[Saved entries]
- - -
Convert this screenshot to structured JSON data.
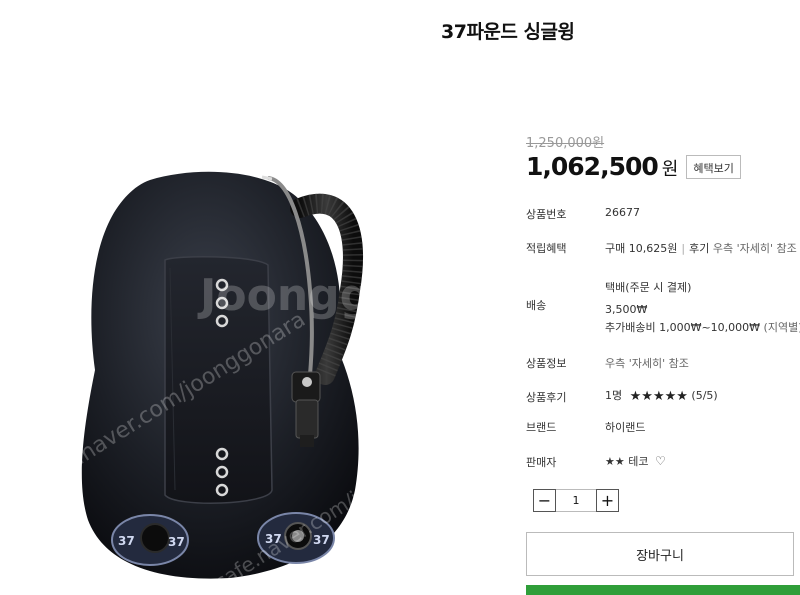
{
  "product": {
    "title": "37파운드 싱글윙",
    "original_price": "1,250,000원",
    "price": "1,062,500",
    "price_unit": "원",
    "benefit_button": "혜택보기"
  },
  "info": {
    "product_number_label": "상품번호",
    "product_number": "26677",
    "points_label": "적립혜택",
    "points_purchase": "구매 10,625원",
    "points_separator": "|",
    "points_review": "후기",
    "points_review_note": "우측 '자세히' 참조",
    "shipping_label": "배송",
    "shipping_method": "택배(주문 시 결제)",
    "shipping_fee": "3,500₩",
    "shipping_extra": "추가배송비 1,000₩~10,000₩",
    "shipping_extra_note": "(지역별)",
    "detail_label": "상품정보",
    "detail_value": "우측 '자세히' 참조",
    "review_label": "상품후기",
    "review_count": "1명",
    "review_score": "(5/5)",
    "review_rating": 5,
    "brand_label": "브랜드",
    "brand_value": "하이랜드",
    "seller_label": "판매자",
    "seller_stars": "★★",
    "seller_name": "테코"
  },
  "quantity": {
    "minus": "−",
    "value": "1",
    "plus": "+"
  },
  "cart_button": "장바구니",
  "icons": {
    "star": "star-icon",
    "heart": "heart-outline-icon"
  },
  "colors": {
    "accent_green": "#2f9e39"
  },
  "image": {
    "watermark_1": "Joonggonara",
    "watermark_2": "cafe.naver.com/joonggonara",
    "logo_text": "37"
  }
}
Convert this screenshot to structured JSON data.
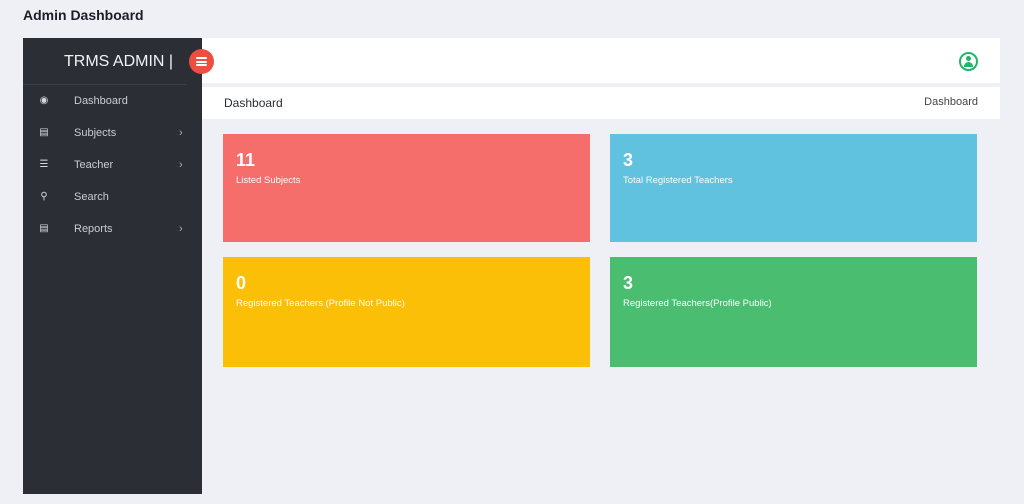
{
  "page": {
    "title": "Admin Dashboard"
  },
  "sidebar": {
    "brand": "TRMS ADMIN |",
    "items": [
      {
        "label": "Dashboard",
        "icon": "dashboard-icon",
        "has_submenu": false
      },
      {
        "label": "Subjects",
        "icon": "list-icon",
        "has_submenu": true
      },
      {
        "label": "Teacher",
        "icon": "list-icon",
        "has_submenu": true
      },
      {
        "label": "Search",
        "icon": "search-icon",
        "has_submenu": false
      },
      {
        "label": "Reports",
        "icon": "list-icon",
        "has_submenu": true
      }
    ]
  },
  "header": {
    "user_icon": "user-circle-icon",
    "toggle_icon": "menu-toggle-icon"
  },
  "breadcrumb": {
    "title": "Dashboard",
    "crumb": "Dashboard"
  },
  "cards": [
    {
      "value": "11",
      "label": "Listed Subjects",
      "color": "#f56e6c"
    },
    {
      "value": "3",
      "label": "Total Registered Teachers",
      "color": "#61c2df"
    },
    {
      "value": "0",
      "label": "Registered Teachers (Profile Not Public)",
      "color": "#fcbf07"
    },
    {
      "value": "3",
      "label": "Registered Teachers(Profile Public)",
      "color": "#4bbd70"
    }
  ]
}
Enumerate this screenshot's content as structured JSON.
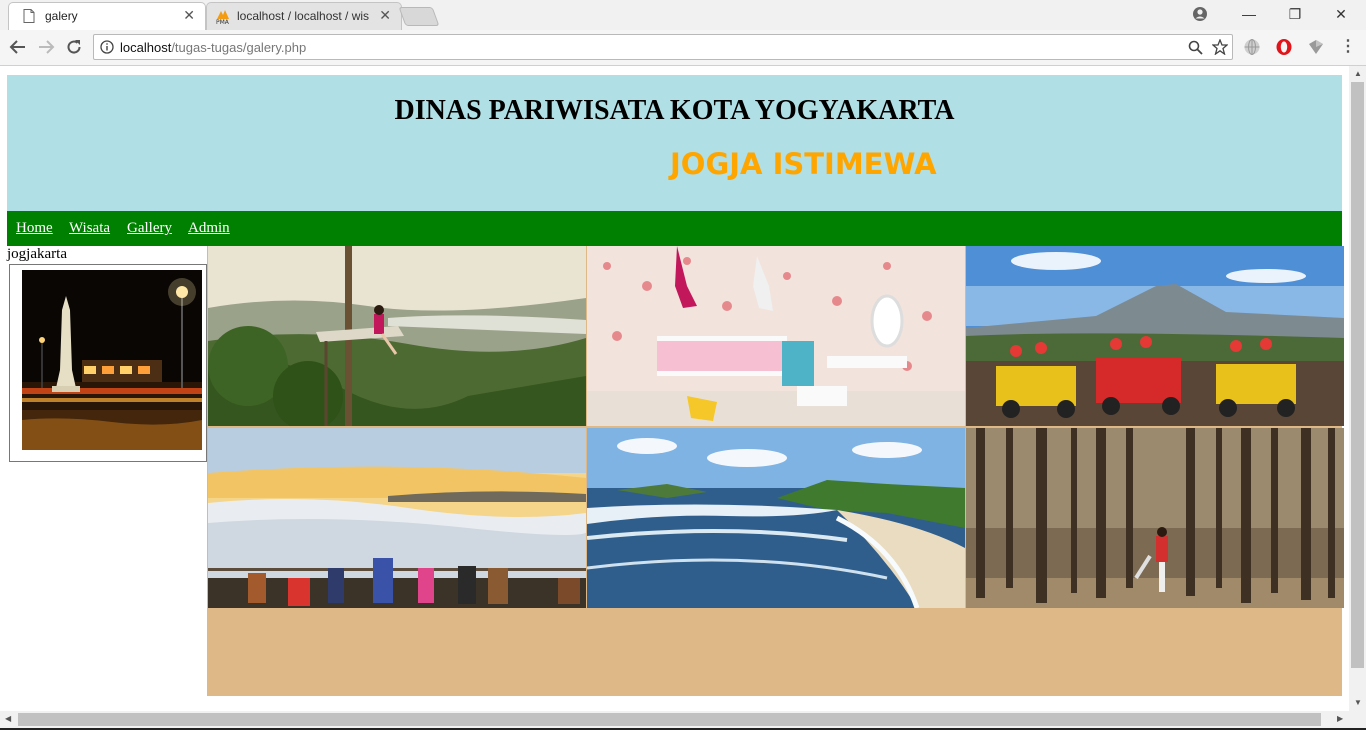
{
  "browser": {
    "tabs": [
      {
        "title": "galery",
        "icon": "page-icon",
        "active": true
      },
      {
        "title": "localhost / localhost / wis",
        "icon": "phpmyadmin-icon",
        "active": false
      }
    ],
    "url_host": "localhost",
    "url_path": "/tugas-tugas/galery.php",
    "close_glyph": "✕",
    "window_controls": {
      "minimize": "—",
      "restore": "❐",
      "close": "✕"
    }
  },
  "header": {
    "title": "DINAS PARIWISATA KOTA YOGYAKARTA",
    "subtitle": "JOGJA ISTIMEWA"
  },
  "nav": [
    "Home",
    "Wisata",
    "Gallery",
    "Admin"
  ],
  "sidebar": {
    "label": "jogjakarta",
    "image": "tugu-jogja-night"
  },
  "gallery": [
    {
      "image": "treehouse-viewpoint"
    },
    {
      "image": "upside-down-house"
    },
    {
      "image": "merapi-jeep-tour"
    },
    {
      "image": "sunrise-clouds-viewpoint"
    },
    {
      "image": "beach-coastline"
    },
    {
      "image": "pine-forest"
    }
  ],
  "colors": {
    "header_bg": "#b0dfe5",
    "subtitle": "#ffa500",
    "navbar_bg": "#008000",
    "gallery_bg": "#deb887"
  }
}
- - -
Pick every line with "galery" in it and copy it.

        "title": "galery",
    "url_path": "/tugas-tugas/galery.php",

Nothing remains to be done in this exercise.